# Problem to solve
Your task is to reproduce the entries below word for word.

# Data shown

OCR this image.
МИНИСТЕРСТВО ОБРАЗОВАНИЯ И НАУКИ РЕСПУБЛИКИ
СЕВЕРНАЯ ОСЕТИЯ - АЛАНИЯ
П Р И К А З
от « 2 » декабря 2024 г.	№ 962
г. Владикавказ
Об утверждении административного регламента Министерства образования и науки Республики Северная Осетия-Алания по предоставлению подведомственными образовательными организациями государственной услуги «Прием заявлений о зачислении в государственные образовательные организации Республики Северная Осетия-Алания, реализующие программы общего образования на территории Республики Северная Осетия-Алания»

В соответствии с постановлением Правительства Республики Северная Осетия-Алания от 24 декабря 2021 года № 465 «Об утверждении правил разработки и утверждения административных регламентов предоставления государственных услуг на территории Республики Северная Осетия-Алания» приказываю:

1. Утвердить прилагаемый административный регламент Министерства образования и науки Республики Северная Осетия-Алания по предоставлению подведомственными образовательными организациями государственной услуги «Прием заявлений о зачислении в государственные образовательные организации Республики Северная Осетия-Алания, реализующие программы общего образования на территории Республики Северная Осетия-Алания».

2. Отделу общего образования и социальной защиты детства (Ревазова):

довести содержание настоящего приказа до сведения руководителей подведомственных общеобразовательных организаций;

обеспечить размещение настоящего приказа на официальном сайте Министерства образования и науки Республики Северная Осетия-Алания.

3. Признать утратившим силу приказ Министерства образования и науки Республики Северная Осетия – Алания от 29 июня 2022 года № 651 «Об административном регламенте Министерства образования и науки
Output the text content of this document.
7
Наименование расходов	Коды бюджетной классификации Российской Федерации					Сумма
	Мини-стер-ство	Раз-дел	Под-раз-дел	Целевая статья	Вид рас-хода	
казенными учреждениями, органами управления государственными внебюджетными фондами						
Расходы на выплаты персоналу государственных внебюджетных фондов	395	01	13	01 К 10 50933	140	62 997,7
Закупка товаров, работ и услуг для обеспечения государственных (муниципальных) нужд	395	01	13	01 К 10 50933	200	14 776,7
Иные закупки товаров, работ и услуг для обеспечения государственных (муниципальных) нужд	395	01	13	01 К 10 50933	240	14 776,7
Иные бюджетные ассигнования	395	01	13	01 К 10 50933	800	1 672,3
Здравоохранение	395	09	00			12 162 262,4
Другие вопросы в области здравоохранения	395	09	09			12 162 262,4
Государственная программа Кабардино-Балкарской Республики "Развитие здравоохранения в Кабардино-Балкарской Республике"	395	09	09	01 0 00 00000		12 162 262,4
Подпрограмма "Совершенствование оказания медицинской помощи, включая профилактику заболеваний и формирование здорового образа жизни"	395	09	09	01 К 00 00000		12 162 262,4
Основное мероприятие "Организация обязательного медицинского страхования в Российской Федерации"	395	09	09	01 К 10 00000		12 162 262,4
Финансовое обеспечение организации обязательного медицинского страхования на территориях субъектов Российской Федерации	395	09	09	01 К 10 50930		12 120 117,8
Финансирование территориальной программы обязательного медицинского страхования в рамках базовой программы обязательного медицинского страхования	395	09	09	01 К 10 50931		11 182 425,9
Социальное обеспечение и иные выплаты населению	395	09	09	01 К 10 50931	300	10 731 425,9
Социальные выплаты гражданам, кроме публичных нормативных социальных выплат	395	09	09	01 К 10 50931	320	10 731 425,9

# Task answer
OCR this image.
МИНИСТЕРСТВО ОБРАЗОВАНИЯ И НАУКИ РЕСПУБЛИКИ
СЕВЕРНАЯ ОСЕТИЯ - АЛАНИЯ
П Р И К А З
от « 2 » декабря 2024 г.	№ 962
г. Владикавказ
Об утверждении административного регламента Министерства образования и науки Республики Северная Осетия-Алания по предоставлению подведомственными образовательными организациями государственной услуги «Прием заявлений о зачислении в государственные образовательные организации Республики Северная Осетия-Алания, реализующие программы общего образования на территории Республики Северная Осетия-Алания»

В соответствии с постановлением Правительства Республики Северная Осетия-Алания от 24 декабря 2021 года № 465 «Об утверждении правил разработки и утверждения административных регламентов предоставления государственных услуг на территории Республики Северная Осетия-Алания» приказываю:

1. Утвердить прилагаемый административный регламент Министерства образования и науки Республики Северная Осетия-Алания по предоставлению подведомственными образовательными организациями государственной услуги «Прием заявлений о зачислении в государственные образовательные организации Республики Северная Осетия-Алания, реализующие программы общего образования на территории Республики Северная Осетия-Алания».

2. Отделу общего образования и социальной защиты детства (Ревазова):

довести содержание настоящего приказа до сведения руководителей подведомственных общеобразовательных организаций;

обеспечить размещение настоящего приказа на официальном сайте Министерства образования и науки Республики Северная Осетия-Алания.

3. Признать утратившим силу приказ Министерства образования и науки Республики Северная Осетия – Алания от 29 июня 2022 года № 651 «Об административном регламенте Министерства образования и науки
Output the text content of this document.
7
Наименование расходов	Коды бюджетной классификации Российской Федерации					Сумма
	Мини-стер-ство	Раз-дел	Под-раз-дел	Целевая статья	Вид рас-хода	
казенными учреждениями, органами управления государственными внебюджетными фондами						
Расходы на выплаты персоналу государственных внебюджетных фондов	395	01	13	01 К 10 50933	140	62 997,7
Закупка товаров, работ и услуг для обеспечения государственных (муниципальных) нужд	395	01	13	01 К 10 50933	200	14 776,7
Иные закупки товаров, работ и услуг для обеспечения государственных (муниципальных) нужд	395	01	13	01 К 10 50933	240	14 776,7
Иные бюджетные ассигнования	395	01	13	01 К 10 50933	800	1 672,3
Здравоохранение	395	09	00			12 162 262,4
Другие вопросы в области здравоохранения	395	09	09			12 162 262,4
Государственная программа Кабардино-Балкарской Республики "Развитие здравоохранения в Кабардино-Балкарской Республике"	395	09	09	01 0 00 00000		12 162 262,4
Подпрограмма "Совершенствование оказания медицинской помощи, включая профилактику заболеваний и формирование здорового образа жизни"	395	09	09	01 К 00 00000		12 162 262,4
Основное мероприятие "Организация обязательного медицинского страхования в Российской Федерации"	395	09	09	01 К 10 00000		12 162 262,4
Финансовое обеспечение организации обязательного медицинского страхования на территориях субъектов Российской Федерации	395	09	09	01 К 10 50930		12 120 117,8
Финансирование территориальной программы обязательного медицинского страхования в рамках базовой программы обязательного медицинского страхования	395	09	09	01 К 10 50931		11 182 425,9
Социальное обеспечение и иные выплаты населению	395	09	09	01 К 10 50931	300	10 731 425,9
Социальные выплаты гражданам, кроме публичных нормативных социальных выплат	395	09	09	01 К 10 50931	320	10 731 425,9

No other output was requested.